— start Source excerpt —
6.5 The workings of a gold mine
Porte Crayon, "The Gold Region," part IV of series "North Carolina Illustrated," in Harper's New Monthly Magazine, vol. XV, no. 87 (August, 1857), pp. 289–300.
This page has comments. Move your mouse over the highlighted text or marked image.
The vehicle that conveyed Porte Crayon and his friend at length reached Gold Hill. This famous village contains about twelve hundred inhabitants, the population being altogether made up of persons interested in and depending on the mines. There is certainly nothing in the appearance of the place or its inhabitants to remind one of its auriferous origin, but, on the contrary, a deal of dirt and shabbiness.…
[A tour of the mine]
Having presented their credentials to the superintendent of the works, the travelers were politely received, and in due time arrangements were made to enable them to visit the subterranean streets of Gold Hill. The foreman of the working gangs was sent for and our friends placed under his charge, with instructions to show them every thing. Matthew Moyle was a Cornish man, a handsome, manly specimen of a Briton. With bluff courtesy he addressed our adventurers:
“You wish to see every thing right, gentlemen?”
“Then meet me at the store at eight o’clock this evening, and all things shall be in readiness.”
— end Source excerpt —
Using the Gold Hill excerpt, answer these questions:
(a) About how many inhabitants does the village of Gold Hill contain?
(b) What is the name of the foreman placed in charge of the travelers, and where is he from?
(c) Where and at what time does the foreman tell the travelers to meet him?
Answer from the Gold Hill excerpt alone.
— start Provided records —
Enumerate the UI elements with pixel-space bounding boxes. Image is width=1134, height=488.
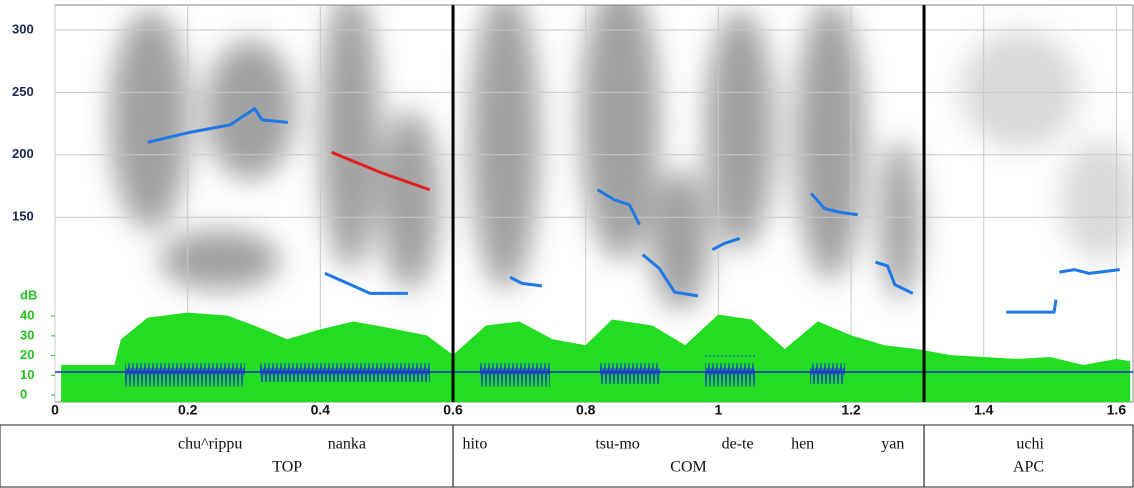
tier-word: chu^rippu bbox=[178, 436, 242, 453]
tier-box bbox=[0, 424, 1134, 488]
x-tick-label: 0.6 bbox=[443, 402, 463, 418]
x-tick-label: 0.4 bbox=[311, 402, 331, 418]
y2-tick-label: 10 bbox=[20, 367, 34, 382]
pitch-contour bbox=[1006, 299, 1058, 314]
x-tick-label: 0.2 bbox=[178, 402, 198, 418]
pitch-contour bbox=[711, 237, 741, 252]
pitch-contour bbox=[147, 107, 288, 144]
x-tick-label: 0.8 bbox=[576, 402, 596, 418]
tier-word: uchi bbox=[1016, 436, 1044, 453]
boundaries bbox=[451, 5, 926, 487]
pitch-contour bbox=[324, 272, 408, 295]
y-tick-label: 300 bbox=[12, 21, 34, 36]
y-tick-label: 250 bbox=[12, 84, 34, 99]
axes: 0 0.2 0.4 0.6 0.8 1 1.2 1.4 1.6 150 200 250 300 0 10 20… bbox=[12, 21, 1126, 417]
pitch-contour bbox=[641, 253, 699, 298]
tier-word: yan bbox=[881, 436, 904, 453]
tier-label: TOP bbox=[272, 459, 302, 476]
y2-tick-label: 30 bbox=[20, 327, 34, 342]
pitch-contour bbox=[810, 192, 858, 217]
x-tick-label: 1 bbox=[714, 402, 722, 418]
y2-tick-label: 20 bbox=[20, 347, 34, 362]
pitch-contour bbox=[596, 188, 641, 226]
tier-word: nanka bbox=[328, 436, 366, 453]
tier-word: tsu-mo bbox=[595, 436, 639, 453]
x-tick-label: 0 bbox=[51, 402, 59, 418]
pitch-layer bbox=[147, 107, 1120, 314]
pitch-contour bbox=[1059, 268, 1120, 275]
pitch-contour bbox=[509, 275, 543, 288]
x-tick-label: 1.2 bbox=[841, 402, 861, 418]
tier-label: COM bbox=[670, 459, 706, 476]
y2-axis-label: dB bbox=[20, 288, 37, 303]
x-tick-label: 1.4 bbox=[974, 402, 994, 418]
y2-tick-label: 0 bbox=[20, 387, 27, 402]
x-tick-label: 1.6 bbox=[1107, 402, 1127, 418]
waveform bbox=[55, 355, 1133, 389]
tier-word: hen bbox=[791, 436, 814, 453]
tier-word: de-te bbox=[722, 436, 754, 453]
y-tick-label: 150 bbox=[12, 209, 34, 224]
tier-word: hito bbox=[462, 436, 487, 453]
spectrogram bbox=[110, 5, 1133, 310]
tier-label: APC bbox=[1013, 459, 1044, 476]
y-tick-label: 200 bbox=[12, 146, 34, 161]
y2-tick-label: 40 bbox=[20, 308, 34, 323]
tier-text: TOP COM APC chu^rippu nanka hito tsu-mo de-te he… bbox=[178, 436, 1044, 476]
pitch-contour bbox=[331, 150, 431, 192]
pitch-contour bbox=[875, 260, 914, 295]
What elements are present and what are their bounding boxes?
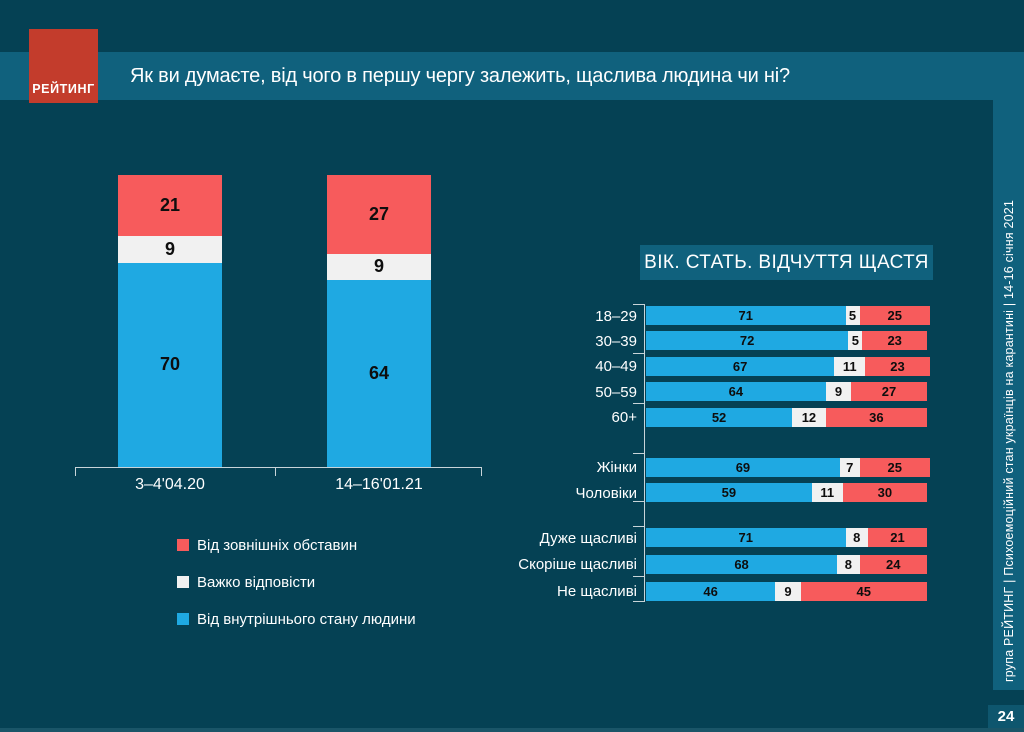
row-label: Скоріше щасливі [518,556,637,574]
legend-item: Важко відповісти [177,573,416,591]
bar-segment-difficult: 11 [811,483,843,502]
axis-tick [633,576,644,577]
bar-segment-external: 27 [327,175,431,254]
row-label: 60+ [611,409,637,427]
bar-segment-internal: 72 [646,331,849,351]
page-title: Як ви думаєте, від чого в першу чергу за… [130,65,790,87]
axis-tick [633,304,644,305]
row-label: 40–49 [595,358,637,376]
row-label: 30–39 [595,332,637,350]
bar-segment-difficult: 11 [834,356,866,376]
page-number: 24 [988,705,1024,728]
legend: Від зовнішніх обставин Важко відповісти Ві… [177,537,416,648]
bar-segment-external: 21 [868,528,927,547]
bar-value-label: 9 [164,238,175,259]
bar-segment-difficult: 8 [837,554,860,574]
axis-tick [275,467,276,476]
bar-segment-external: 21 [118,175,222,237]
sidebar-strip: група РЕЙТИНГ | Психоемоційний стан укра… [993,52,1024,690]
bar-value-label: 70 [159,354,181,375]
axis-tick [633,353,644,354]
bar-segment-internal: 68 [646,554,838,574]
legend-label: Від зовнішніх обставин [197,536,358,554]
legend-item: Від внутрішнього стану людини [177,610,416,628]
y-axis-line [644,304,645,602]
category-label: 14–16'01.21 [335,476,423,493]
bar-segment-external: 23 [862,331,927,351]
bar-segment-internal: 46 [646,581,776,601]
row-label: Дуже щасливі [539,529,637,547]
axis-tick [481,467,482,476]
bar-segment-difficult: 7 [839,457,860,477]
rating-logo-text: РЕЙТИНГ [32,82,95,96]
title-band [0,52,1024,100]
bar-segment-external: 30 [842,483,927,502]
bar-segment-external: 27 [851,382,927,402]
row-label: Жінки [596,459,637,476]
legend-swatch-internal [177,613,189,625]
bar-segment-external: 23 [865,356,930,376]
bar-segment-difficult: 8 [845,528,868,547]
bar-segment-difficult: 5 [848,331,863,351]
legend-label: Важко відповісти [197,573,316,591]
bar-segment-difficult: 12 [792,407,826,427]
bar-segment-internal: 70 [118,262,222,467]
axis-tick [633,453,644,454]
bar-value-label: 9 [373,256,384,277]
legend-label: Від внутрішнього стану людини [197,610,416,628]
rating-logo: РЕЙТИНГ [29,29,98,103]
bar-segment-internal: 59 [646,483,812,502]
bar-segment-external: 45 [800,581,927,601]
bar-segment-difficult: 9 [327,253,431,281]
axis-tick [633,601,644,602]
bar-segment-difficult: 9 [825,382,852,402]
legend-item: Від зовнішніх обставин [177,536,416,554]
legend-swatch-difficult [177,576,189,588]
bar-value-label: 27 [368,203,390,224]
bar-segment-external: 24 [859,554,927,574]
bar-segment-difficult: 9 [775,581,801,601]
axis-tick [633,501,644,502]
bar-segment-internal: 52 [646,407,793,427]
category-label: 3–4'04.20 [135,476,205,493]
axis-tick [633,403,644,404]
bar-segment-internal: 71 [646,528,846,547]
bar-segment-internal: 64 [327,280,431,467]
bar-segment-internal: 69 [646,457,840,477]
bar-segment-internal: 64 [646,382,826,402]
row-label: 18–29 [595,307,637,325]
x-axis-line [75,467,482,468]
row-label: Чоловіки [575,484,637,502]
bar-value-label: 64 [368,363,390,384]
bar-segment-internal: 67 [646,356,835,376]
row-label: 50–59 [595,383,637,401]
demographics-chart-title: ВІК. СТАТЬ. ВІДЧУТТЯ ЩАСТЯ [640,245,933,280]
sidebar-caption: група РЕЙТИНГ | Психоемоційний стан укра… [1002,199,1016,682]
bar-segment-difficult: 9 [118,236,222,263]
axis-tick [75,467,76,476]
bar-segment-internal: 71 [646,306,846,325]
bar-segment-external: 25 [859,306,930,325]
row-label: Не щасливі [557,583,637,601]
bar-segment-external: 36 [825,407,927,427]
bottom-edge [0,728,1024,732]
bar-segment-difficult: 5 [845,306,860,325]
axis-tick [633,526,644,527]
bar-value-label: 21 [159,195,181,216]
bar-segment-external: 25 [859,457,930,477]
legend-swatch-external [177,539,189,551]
— end Provided records —
— start Provided records —
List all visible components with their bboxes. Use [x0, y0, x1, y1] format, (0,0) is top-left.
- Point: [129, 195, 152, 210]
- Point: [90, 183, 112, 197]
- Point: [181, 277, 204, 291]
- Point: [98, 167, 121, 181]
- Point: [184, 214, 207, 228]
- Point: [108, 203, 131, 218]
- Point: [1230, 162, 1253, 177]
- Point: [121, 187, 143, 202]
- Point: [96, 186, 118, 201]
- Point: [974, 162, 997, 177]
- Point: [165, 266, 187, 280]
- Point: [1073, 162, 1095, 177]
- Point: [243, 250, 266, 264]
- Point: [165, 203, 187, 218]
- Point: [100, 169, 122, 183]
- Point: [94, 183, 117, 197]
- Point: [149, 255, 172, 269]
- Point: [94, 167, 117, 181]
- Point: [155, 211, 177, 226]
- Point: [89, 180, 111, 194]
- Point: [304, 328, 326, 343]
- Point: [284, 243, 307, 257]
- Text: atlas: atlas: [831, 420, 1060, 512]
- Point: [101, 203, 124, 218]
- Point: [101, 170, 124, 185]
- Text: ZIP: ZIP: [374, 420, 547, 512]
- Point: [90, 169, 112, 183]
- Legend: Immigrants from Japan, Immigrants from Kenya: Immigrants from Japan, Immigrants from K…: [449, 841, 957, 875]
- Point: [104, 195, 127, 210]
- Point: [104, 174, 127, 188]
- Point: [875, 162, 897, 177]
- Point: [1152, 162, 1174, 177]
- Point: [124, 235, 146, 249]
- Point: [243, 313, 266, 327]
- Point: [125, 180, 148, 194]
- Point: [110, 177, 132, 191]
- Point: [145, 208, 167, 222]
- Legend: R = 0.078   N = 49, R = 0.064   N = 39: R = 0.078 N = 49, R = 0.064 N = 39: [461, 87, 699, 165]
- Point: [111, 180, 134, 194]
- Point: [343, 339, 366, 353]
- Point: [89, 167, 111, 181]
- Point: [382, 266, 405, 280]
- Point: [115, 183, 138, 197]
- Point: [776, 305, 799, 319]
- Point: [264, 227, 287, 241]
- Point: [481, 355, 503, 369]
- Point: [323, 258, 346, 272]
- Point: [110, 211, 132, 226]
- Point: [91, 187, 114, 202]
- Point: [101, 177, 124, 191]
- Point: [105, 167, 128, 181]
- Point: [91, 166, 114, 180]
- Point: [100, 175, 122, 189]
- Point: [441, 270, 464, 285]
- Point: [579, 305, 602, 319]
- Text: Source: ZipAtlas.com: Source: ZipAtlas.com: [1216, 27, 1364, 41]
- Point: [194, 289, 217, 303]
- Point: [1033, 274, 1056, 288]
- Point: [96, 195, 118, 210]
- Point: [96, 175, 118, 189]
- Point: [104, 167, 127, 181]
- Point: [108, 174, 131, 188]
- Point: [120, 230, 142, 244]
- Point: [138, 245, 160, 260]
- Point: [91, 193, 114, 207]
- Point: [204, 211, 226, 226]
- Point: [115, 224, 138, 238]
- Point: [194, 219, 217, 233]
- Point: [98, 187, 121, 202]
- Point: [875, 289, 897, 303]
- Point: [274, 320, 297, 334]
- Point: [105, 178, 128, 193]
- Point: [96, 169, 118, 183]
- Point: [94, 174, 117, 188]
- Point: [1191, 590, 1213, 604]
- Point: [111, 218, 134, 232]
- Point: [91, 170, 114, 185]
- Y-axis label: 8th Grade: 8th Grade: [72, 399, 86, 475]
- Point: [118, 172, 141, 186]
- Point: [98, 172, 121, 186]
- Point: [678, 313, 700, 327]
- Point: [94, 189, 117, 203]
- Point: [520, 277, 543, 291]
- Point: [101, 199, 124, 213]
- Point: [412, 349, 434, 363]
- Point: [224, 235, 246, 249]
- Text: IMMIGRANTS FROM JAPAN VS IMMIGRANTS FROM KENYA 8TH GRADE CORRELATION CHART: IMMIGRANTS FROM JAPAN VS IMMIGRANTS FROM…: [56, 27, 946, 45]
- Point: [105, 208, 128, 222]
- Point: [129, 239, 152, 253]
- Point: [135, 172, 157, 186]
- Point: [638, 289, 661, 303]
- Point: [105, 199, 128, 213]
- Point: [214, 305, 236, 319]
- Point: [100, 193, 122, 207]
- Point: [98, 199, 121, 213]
— end Provided records —
— start Provided records —
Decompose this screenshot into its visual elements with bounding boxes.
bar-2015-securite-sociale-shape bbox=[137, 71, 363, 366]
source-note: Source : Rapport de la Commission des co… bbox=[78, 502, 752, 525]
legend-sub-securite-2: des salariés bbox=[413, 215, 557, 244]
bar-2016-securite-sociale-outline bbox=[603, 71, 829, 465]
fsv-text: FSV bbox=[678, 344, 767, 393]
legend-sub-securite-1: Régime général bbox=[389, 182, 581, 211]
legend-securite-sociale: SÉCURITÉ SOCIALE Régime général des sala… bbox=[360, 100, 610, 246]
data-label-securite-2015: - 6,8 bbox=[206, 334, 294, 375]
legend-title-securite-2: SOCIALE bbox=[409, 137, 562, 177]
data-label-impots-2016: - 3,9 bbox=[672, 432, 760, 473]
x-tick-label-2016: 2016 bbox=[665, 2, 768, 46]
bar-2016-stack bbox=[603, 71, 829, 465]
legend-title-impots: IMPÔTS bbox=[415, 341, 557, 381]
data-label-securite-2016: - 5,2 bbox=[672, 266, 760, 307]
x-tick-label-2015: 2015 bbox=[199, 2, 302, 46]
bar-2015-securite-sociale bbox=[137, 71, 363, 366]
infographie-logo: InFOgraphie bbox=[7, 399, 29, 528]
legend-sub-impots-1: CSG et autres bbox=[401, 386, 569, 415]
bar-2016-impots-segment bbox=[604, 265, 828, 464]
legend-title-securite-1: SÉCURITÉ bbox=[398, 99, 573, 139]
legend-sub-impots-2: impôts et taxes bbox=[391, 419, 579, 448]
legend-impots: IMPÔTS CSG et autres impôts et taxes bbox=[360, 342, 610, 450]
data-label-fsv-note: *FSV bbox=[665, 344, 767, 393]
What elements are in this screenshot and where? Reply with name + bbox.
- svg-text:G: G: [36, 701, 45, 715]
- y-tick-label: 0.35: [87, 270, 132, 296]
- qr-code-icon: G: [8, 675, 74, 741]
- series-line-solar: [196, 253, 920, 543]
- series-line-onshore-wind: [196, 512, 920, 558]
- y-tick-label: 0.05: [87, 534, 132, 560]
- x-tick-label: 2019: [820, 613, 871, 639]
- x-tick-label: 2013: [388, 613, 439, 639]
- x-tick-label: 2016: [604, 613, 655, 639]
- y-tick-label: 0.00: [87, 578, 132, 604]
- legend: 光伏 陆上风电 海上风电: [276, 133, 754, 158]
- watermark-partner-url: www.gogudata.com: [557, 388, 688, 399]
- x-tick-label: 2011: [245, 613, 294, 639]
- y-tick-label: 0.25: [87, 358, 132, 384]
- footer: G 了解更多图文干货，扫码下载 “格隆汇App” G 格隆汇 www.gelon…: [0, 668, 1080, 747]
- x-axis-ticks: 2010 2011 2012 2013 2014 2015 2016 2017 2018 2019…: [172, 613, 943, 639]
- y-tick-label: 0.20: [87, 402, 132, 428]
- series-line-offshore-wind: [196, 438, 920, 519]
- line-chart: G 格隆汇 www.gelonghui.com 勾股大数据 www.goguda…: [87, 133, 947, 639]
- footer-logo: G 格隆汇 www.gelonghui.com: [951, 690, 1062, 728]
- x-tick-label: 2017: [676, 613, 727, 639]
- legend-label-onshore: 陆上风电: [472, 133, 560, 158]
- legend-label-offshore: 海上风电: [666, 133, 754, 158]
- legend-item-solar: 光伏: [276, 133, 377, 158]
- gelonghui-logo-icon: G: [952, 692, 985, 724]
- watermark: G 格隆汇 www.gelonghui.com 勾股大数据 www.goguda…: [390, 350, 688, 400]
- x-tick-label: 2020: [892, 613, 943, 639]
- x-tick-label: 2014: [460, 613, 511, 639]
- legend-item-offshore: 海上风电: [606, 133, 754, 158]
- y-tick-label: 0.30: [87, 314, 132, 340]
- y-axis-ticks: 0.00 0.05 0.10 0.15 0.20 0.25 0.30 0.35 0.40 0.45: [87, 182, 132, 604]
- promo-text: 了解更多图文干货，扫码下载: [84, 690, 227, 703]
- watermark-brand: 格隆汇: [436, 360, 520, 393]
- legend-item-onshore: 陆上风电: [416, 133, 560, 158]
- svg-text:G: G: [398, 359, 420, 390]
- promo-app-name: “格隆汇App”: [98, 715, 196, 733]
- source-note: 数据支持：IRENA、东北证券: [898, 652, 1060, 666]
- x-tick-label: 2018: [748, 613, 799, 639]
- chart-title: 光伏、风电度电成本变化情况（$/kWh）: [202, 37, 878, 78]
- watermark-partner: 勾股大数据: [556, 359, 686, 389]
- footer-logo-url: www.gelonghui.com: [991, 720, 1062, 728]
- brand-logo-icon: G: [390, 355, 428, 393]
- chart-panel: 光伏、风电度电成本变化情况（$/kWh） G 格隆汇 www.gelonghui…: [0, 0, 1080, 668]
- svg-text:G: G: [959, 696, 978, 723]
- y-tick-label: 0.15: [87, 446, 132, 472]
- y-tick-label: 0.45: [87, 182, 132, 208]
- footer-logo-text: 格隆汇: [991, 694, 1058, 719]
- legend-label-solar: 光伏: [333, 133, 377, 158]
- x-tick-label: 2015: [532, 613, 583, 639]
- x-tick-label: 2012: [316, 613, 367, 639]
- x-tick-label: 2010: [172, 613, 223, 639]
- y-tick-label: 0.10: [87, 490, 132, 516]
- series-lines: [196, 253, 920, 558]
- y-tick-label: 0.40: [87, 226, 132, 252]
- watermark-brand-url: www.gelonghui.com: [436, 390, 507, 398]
— end Provided records —
▸ **Exercise solution**:
(a) About twelve hundred.
(b) Matthew Moyle, a Cornish man.
(c) At the store at eight o'clock that evening.